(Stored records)
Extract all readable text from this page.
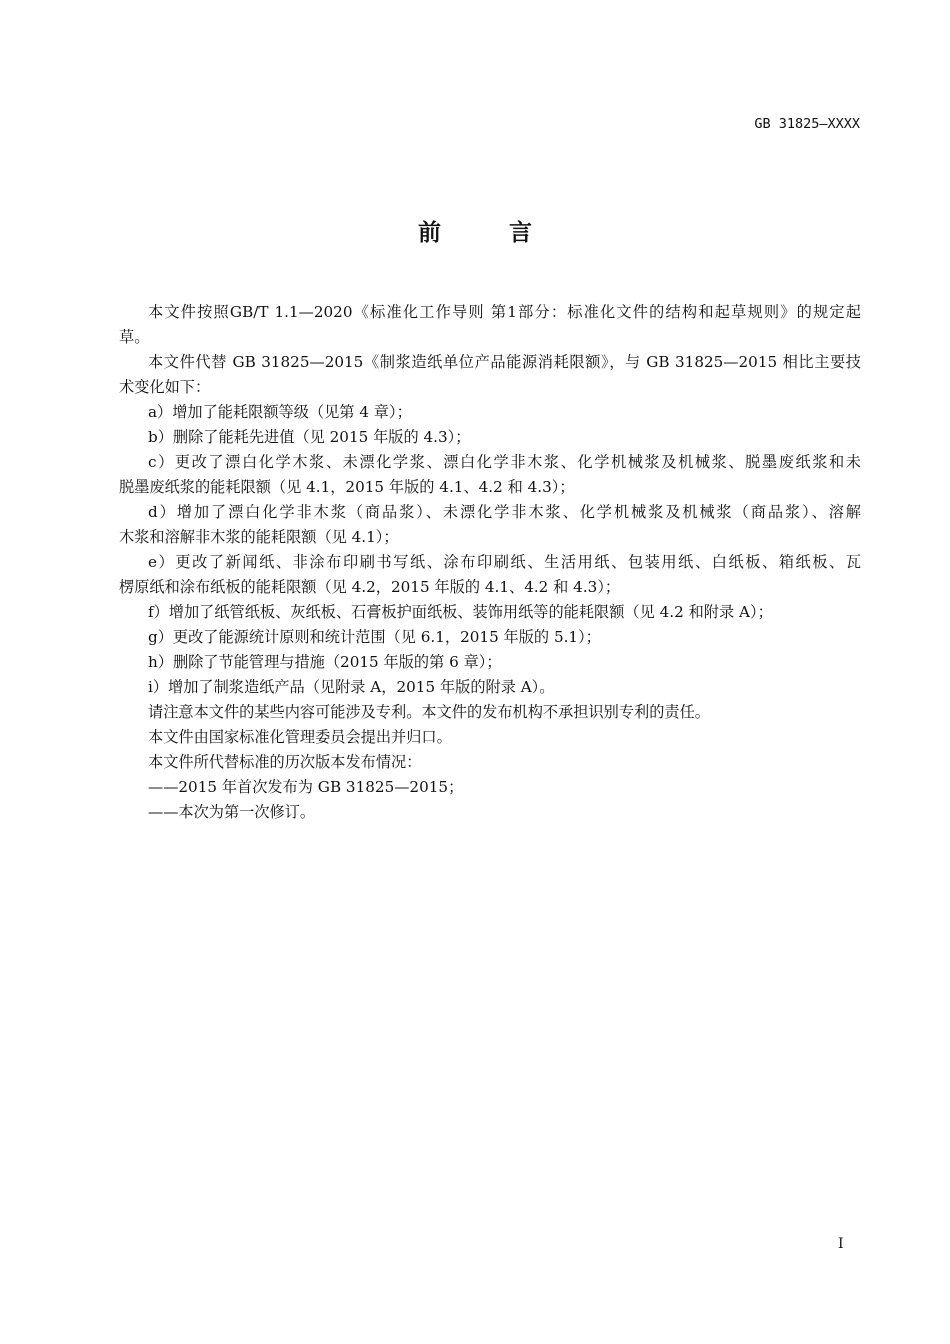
GB 31825—XXXX
前言
本文件按照GB/T 1.1—2020《标准化工作导则 第1部分：标准化文件的结构和起草规则》的规定起
草。
本文件代替 GB 31825—2015《制浆造纸单位产品能源消耗限额》，与 GB 31825—2015 相比主要技
术变化如下：
a）增加了能耗限额等级（见第 4 章）；
b）删除了能耗先进值（见 2015 年版的 4.3）；
c）更改了漂白化学木浆、未漂化学浆、漂白化学非木浆、化学机械浆及机械浆、脱墨废纸浆和未
脱墨废纸浆的能耗限额（见 4.1，2015 年版的 4.1、4.2 和 4.3）；
d）增加了漂白化学非木浆（商品浆）、未漂化学非木浆、化学机械浆及机械浆（商品浆）、溶解
木浆和溶解非木浆的能耗限额（见 4.1）；
e）更改了新闻纸、非涂布印刷书写纸、涂布印刷纸、生活用纸、包装用纸、白纸板、箱纸板、瓦
楞原纸和涂布纸板的能耗限额（见 4.2，2015 年版的 4.1、4.2 和 4.3）；
f）增加了纸管纸板、灰纸板、石膏板护面纸板、装饰用纸等的能耗限额（见 4.2 和附录 A）；
g）更改了能源统计原则和统计范围（见 6.1，2015 年版的 5.1）；
h）删除了节能管理与措施（2015 年版的第 6 章）；
i）增加了制浆造纸产品（见附录 A，2015 年版的附录 A）。
请注意本文件的某些内容可能涉及专利。本文件的发布机构不承担识别专利的责任。
本文件由国家标准化管理委员会提出并归口。
本文件所代替标准的历次版本发布情况：
——2015 年首次发布为 GB 31825—2015；
——本次为第一次修订。
I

| TASK TO COMPLETE |
Copy out the data above exactly, except the pictures.

| REPLY |
Extract all readable text from this page.
GB 31825—XXXX
前言
本文件按照GB/T 1.1—2020《标准化工作导则 第1部分：标准化文件的结构和起草规则》的规定起
草。
本文件代替 GB 31825—2015《制浆造纸单位产品能源消耗限额》，与 GB 31825—2015 相比主要技
术变化如下：
a）增加了能耗限额等级（见第 4 章）；
b）删除了能耗先进值（见 2015 年版的 4.3）；
c）更改了漂白化学木浆、未漂化学浆、漂白化学非木浆、化学机械浆及机械浆、脱墨废纸浆和未
脱墨废纸浆的能耗限额（见 4.1，2015 年版的 4.1、4.2 和 4.3）；
d）增加了漂白化学非木浆（商品浆）、未漂化学非木浆、化学机械浆及机械浆（商品浆）、溶解
木浆和溶解非木浆的能耗限额（见 4.1）；
e）更改了新闻纸、非涂布印刷书写纸、涂布印刷纸、生活用纸、包装用纸、白纸板、箱纸板、瓦
楞原纸和涂布纸板的能耗限额（见 4.2，2015 年版的 4.1、4.2 和 4.3）；
f）增加了纸管纸板、灰纸板、石膏板护面纸板、装饰用纸等的能耗限额（见 4.2 和附录 A）；
g）更改了能源统计原则和统计范围（见 6.1，2015 年版的 5.1）；
h）删除了节能管理与措施（2015 年版的第 6 章）；
i）增加了制浆造纸产品（见附录 A，2015 年版的附录 A）。
请注意本文件的某些内容可能涉及专利。本文件的发布机构不承担识别专利的责任。
本文件由国家标准化管理委员会提出并归口。
本文件所代替标准的历次版本发布情况：
——2015 年首次发布为 GB 31825—2015；
——本次为第一次修订。
I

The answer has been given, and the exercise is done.